## Prompt:
Return all lines from the listing below in which the string "name" occurs.

====================

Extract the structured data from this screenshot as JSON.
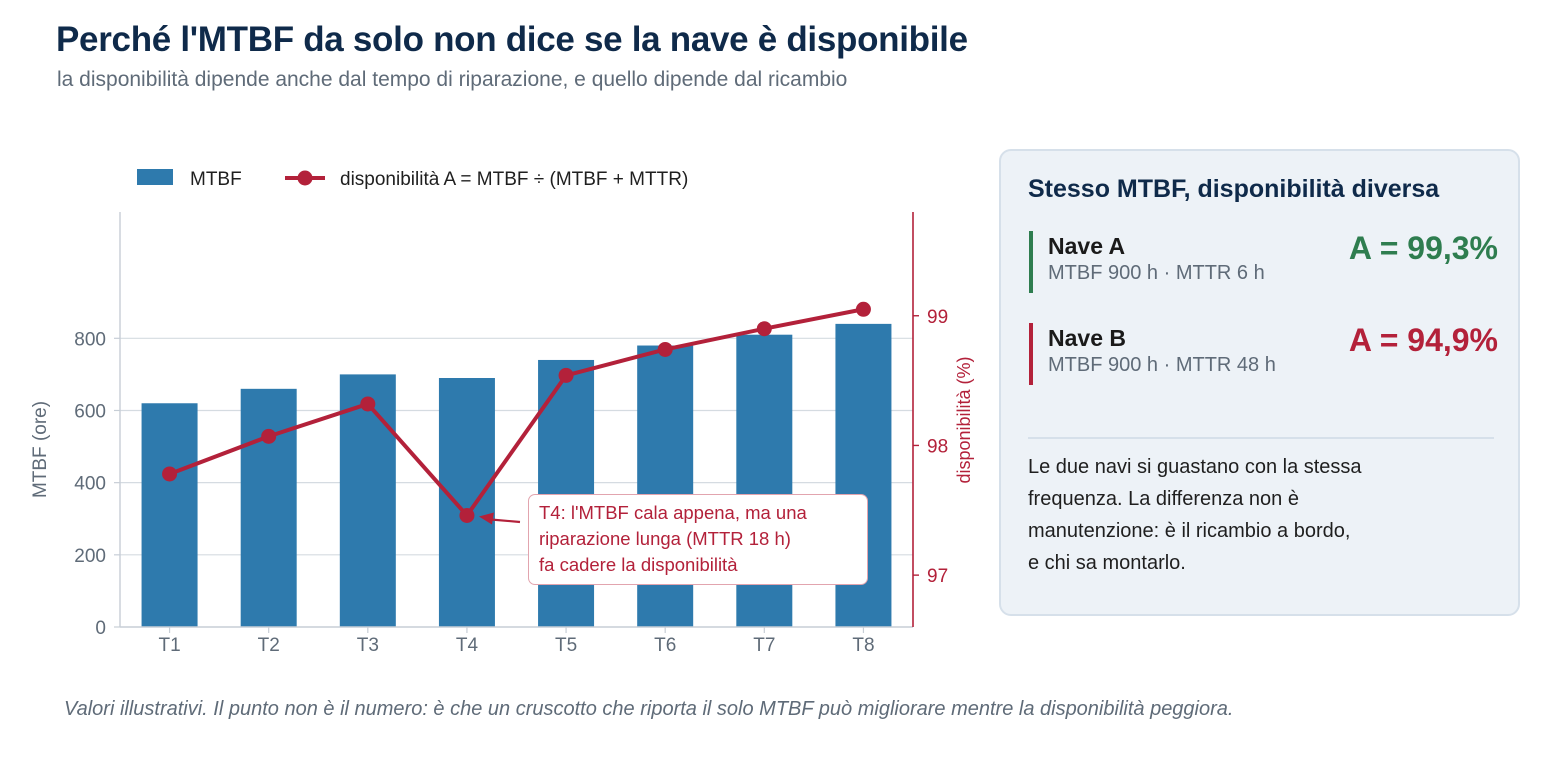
{
  "title": "Perché l'MTBF da solo non dice se la nave è disponibile",
  "subtitle": "la disponibilità dipende anche dal tempo di riparazione, e quello dipende dal ricambio",
  "chart_data": {
    "type": "bar",
    "categories": [
      "T1",
      "T2",
      "T3",
      "T4",
      "T5",
      "T6",
      "T7",
      "T8"
    ],
    "series": [
      {
        "name": "MTBF",
        "type": "bar",
        "axis": "left",
        "values": [
          620,
          660,
          700,
          690,
          740,
          780,
          810,
          840
        ]
      },
      {
        "name": "disponibilità A = MTBF ÷ (MTBF + MTTR)",
        "type": "line",
        "axis": "right",
        "values": [
          97.78,
          98.07,
          98.32,
          97.46,
          98.54,
          98.74,
          98.9,
          99.05
        ]
      }
    ],
    "ylabel": "MTBF (ore)",
    "ylabel_right": "disponibilità (%)",
    "ylim": [
      0,
      1150
    ],
    "yticks": [
      0,
      200,
      400,
      600,
      800
    ],
    "ylim_right": [
      96.6,
      99.8
    ],
    "yticks_right": [
      97,
      98,
      99
    ],
    "legend_position": "top-left",
    "grid": "horizontal",
    "annotation": {
      "category": "T4",
      "lines": [
        "T4: l'MTBF cala appena, ma una",
        "riparazione lunga (MTTR 18 h)",
        "fa cadere la disponibilità"
      ]
    }
  },
  "panel": {
    "title": "Stesso MTBF, disponibilità diversa",
    "ship_a": {
      "name": "Nave A",
      "meta": "MTBF 900 h · MTTR 6 h",
      "value": "A = 99,3%"
    },
    "ship_b": {
      "name": "Nave B",
      "meta": "MTBF 900 h · MTTR 48 h",
      "value": "A = 94,9%"
    },
    "note": [
      "Le due navi si guastano con la stessa",
      "frequenza. La differenza non è",
      "manutenzione: è il ricambio a bordo,",
      "e chi sa montarlo."
    ]
  },
  "footnote": "Valori illustrativi. Il punto non è il numero: è che un cruscotto che riporta il solo MTBF può migliorare mentre la disponibilità peggiora.",
  "colors": {
    "bar": "#2e7aad",
    "line": "#b3213a",
    "good": "#2e7d4f",
    "bad": "#b3213a",
    "title": "#0f2a4a"
  }
}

====================

## Complete response:
        "name": "MTBF",
        "name": "disponibilità A = MTBF ÷ (MTBF + MTTR)",
      "name": "Nave A",
      "name": "Nave B",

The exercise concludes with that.